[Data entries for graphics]
----
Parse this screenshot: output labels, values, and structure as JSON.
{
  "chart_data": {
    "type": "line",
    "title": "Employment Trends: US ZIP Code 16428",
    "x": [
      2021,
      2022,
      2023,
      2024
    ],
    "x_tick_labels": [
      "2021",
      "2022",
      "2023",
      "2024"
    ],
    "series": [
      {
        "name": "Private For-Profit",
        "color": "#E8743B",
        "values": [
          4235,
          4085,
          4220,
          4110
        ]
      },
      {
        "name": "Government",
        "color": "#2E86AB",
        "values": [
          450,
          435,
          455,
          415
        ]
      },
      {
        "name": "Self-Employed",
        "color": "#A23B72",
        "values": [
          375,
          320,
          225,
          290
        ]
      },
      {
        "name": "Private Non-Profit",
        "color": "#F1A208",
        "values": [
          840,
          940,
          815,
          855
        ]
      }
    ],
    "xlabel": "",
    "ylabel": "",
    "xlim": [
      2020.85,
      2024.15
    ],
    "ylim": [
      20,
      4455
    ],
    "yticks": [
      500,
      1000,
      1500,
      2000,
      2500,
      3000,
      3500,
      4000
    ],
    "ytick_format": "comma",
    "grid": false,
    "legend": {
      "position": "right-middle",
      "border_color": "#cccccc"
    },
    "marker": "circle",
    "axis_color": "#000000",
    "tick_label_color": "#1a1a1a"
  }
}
----
* **Directive**
Please restate the data word for word, every record included.

* **Output of the task**
Parse this screenshot: output labels, values, and structure as JSON.
{
  "chart_data": {
    "type": "line",
    "title": "Employment Trends: US ZIP Code 16428",
    "x": [
      2021,
      2022,
      2023,
      2024
    ],
    "x_tick_labels": [
      "2021",
      "2022",
      "2023",
      "2024"
    ],
    "series": [
      {
        "name": "Private For-Profit",
        "color": "#E8743B",
        "values": [
          4235,
          4085,
          4220,
          4110
        ]
      },
      {
        "name": "Government",
        "color": "#2E86AB",
        "values": [
          450,
          435,
          455,
          415
        ]
      },
      {
        "name": "Self-Employed",
        "color": "#A23B72",
        "values": [
          375,
          320,
          225,
          290
        ]
      },
      {
        "name": "Private Non-Profit",
        "color": "#F1A208",
        "values": [
          840,
          940,
          815,
          855
        ]
      }
    ],
    "xlabel": "",
    "ylabel": "",
    "xlim": [
      2020.85,
      2024.15
    ],
    "ylim": [
      20,
      4455
    ],
    "yticks": [
      500,
      1000,
      1500,
      2000,
      2500,
      3000,
      3500,
      4000
    ],
    "ytick_format": "comma",
    "grid": false,
    "legend": {
      "position": "right-middle",
      "border_color": "#cccccc"
    },
    "marker": "circle",
    "axis_color": "#000000",
    "tick_label_color": "#1a1a1a"
  }
}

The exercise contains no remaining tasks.